Instructions for the task.
Search the records that follow and extract every line containing the string "value".

Saved entries
**********
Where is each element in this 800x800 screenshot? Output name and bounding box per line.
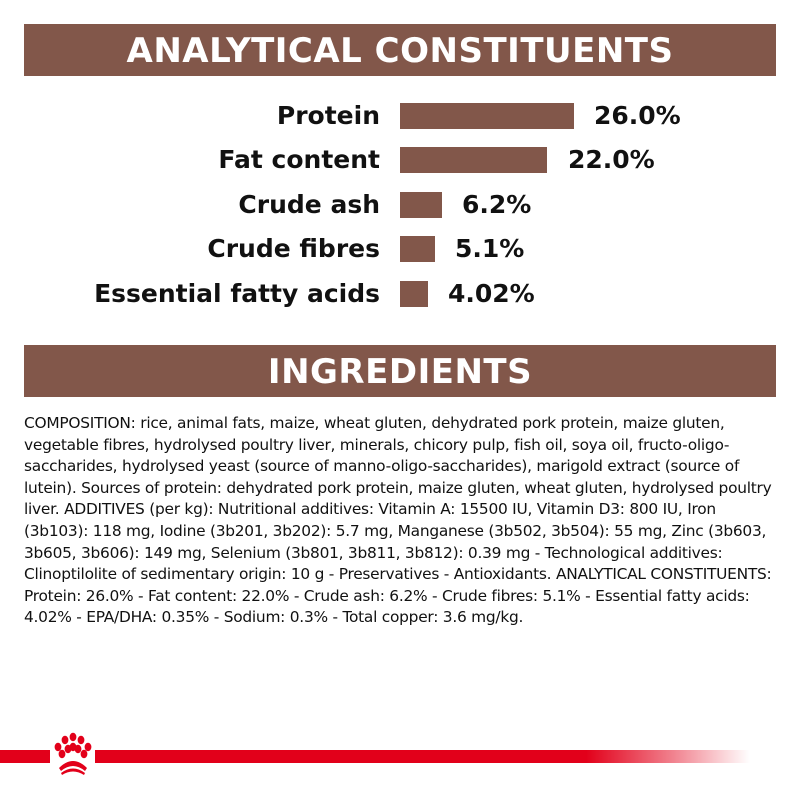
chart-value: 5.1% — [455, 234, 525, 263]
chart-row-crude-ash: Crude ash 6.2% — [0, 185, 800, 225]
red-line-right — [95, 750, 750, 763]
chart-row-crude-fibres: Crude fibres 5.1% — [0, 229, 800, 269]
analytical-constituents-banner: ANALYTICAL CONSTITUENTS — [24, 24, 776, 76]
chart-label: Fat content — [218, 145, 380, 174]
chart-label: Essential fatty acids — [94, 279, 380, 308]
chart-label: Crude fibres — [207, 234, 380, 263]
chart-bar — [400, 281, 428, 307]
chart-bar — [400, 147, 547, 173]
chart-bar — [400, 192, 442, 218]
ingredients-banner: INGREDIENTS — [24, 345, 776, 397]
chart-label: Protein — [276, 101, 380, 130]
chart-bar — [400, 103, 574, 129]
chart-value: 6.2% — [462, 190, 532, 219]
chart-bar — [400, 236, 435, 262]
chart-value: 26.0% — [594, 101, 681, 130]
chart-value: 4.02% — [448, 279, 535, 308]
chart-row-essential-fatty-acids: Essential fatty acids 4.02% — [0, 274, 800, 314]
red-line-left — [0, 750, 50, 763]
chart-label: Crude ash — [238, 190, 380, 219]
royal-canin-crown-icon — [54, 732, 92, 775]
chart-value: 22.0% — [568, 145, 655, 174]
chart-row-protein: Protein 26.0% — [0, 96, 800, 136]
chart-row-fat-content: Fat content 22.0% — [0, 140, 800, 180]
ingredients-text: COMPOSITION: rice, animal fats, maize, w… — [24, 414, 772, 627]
**********
Expected output.
chart-value: 5.1% — [455, 234, 525, 263]
chart-value: 6.2% — [462, 190, 532, 219]
chart-value: 26.0% — [594, 101, 681, 130]
chart-value: 4.02% — [448, 279, 535, 308]
chart-value: 22.0% — [568, 145, 655, 174]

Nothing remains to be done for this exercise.